What you are asked to do: Every record must be repeated exactly; omit any pictures they contain.

Figure record extracts:
........

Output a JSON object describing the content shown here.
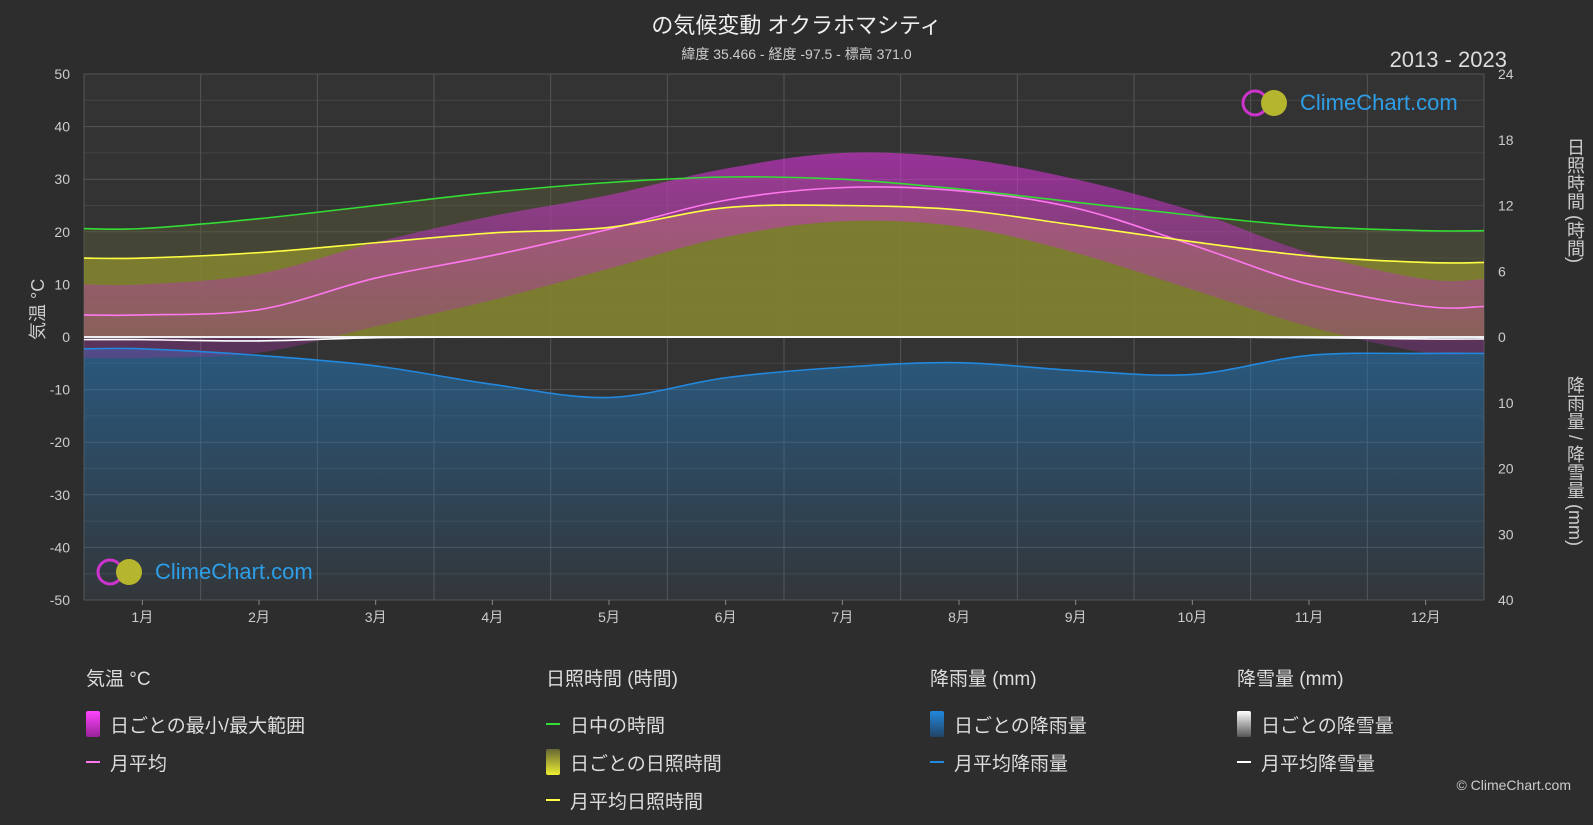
{
  "header": {
    "title": "の気候変動 オクラホマシティ",
    "subtitle": "緯度 35.466 - 経度 -97.5 - 標高 371.0",
    "years": "2013 - 2023"
  },
  "axes": {
    "left_title": "気温 °C",
    "right_top_title": "日照時間 (時間)",
    "right_bottom_title": "降雨量 / 降雪量 (mm)"
  },
  "logo_text": "ClimeChart.com",
  "copyright": "© ClimeChart.com",
  "legend": {
    "temp": {
      "head": "気温 °C",
      "range": "日ごとの最小/最大範囲",
      "avg": "月平均"
    },
    "sun": {
      "head": "日照時間 (時間)",
      "daylight": "日中の時間",
      "daily": "日ごとの日照時間",
      "avg": "月平均日照時間"
    },
    "rain": {
      "head": "降雨量 (mm)",
      "daily": "日ごとの降雨量",
      "avg": "月平均降雨量"
    },
    "snow": {
      "head": "降雪量 (mm)",
      "daily": "日ごとの降雪量",
      "avg": "月平均降雪量"
    }
  },
  "colors": {
    "background": "#2d2d2d",
    "temp_avg": "#ff77ee",
    "temp_range": "#cc33cc",
    "daylight": "#33dd33",
    "sunshine_avg": "#ffff44",
    "sunshine_fill": "#8a8a30",
    "rain": "#2288dd",
    "snow": "#ffffff"
  },
  "chart_data": {
    "type": "line",
    "categories": [
      "1月",
      "2月",
      "3月",
      "4月",
      "5月",
      "6月",
      "7月",
      "8月",
      "9月",
      "10月",
      "11月",
      "12月"
    ],
    "y_left": {
      "ylim": [
        -50,
        50
      ],
      "ticks": [
        50,
        40,
        30,
        20,
        10,
        0,
        -10,
        -20,
        -30,
        -40,
        -50
      ]
    },
    "y_right_sun": {
      "ylim": [
        0,
        24
      ],
      "ticks": [
        24,
        18,
        12,
        6,
        0
      ]
    },
    "y_right_precip": {
      "ylim": [
        0,
        40
      ],
      "ticks": [
        0,
        10,
        20,
        30,
        40
      ]
    },
    "series": [
      {
        "name": "月平均",
        "axis": "temp",
        "values": [
          4.2,
          5.2,
          11.2,
          15.5,
          20.5,
          26.0,
          28.4,
          27.8,
          24.5,
          17.5,
          10.0,
          5.8
        ]
      },
      {
        "name": "日中の時間",
        "axis": "sun",
        "values": [
          9.9,
          10.8,
          12.0,
          13.2,
          14.1,
          14.6,
          14.4,
          13.5,
          12.3,
          11.1,
          10.1,
          9.7
        ]
      },
      {
        "name": "月平均日照時間",
        "axis": "sun",
        "values": [
          7.2,
          7.7,
          8.6,
          9.5,
          10.0,
          11.8,
          12.0,
          11.6,
          10.2,
          8.7,
          7.4,
          6.8
        ]
      },
      {
        "name": "月平均降雨量",
        "axis": "precip",
        "values": [
          1.8,
          2.8,
          4.4,
          7.2,
          9.2,
          6.2,
          4.6,
          3.9,
          5.1,
          5.7,
          2.8,
          2.5
        ]
      },
      {
        "name": "月平均降雪量",
        "axis": "precip",
        "values": [
          0.4,
          0.6,
          0.1,
          0,
          0,
          0,
          0,
          0,
          0,
          0,
          0.1,
          0.3
        ]
      }
    ],
    "temp_range_band": {
      "min": [
        -4,
        -3,
        2,
        7,
        13,
        19,
        22,
        21,
        16,
        9,
        2,
        -3
      ],
      "max": [
        10,
        12,
        18,
        23,
        27,
        32,
        35,
        34,
        30,
        24,
        16,
        11
      ]
    },
    "grid": true
  }
}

........

Answer below:
Output a JSON object describing the content shown here.
{
  "header": {
    "title": "の気候変動 オクラホマシティ",
    "subtitle": "緯度 35.466 - 経度 -97.5 - 標高 371.0",
    "years": "2013 - 2023"
  },
  "axes": {
    "left_title": "気温 °C",
    "right_top_title": "日照時間 (時間)",
    "right_bottom_title": "降雨量 / 降雪量 (mm)"
  },
  "logo_text": "ClimeChart.com",
  "copyright": "© ClimeChart.com",
  "legend": {
    "temp": {
      "head": "気温 °C",
      "range": "日ごとの最小/最大範囲",
      "avg": "月平均"
    },
    "sun": {
      "head": "日照時間 (時間)",
      "daylight": "日中の時間",
      "daily": "日ごとの日照時間",
      "avg": "月平均日照時間"
    },
    "rain": {
      "head": "降雨量 (mm)",
      "daily": "日ごとの降雨量",
      "avg": "月平均降雨量"
    },
    "snow": {
      "head": "降雪量 (mm)",
      "daily": "日ごとの降雪量",
      "avg": "月平均降雪量"
    }
  },
  "colors": {
    "background": "#2d2d2d",
    "temp_avg": "#ff77ee",
    "temp_range": "#cc33cc",
    "daylight": "#33dd33",
    "sunshine_avg": "#ffff44",
    "sunshine_fill": "#8a8a30",
    "rain": "#2288dd",
    "snow": "#ffffff"
  },
  "chart_data": {
    "type": "line",
    "categories": [
      "1月",
      "2月",
      "3月",
      "4月",
      "5月",
      "6月",
      "7月",
      "8月",
      "9月",
      "10月",
      "11月",
      "12月"
    ],
    "y_left": {
      "ylim": [
        -50,
        50
      ],
      "ticks": [
        50,
        40,
        30,
        20,
        10,
        0,
        -10,
        -20,
        -30,
        -40,
        -50
      ]
    },
    "y_right_sun": {
      "ylim": [
        0,
        24
      ],
      "ticks": [
        24,
        18,
        12,
        6,
        0
      ]
    },
    "y_right_precip": {
      "ylim": [
        0,
        40
      ],
      "ticks": [
        0,
        10,
        20,
        30,
        40
      ]
    },
    "series": [
      {
        "name": "月平均",
        "axis": "temp",
        "values": [
          4.2,
          5.2,
          11.2,
          15.5,
          20.5,
          26.0,
          28.4,
          27.8,
          24.5,
          17.5,
          10.0,
          5.8
        ]
      },
      {
        "name": "日中の時間",
        "axis": "sun",
        "values": [
          9.9,
          10.8,
          12.0,
          13.2,
          14.1,
          14.6,
          14.4,
          13.5,
          12.3,
          11.1,
          10.1,
          9.7
        ]
      },
      {
        "name": "月平均日照時間",
        "axis": "sun",
        "values": [
          7.2,
          7.7,
          8.6,
          9.5,
          10.0,
          11.8,
          12.0,
          11.6,
          10.2,
          8.7,
          7.4,
          6.8
        ]
      },
      {
        "name": "月平均降雨量",
        "axis": "precip",
        "values": [
          1.8,
          2.8,
          4.4,
          7.2,
          9.2,
          6.2,
          4.6,
          3.9,
          5.1,
          5.7,
          2.8,
          2.5
        ]
      },
      {
        "name": "月平均降雪量",
        "axis": "precip",
        "values": [
          0.4,
          0.6,
          0.1,
          0,
          0,
          0,
          0,
          0,
          0,
          0,
          0.1,
          0.3
        ]
      }
    ],
    "temp_range_band": {
      "min": [
        -4,
        -3,
        2,
        7,
        13,
        19,
        22,
        21,
        16,
        9,
        2,
        -3
      ],
      "max": [
        10,
        12,
        18,
        23,
        27,
        32,
        35,
        34,
        30,
        24,
        16,
        11
      ]
    },
    "grid": true
  }
}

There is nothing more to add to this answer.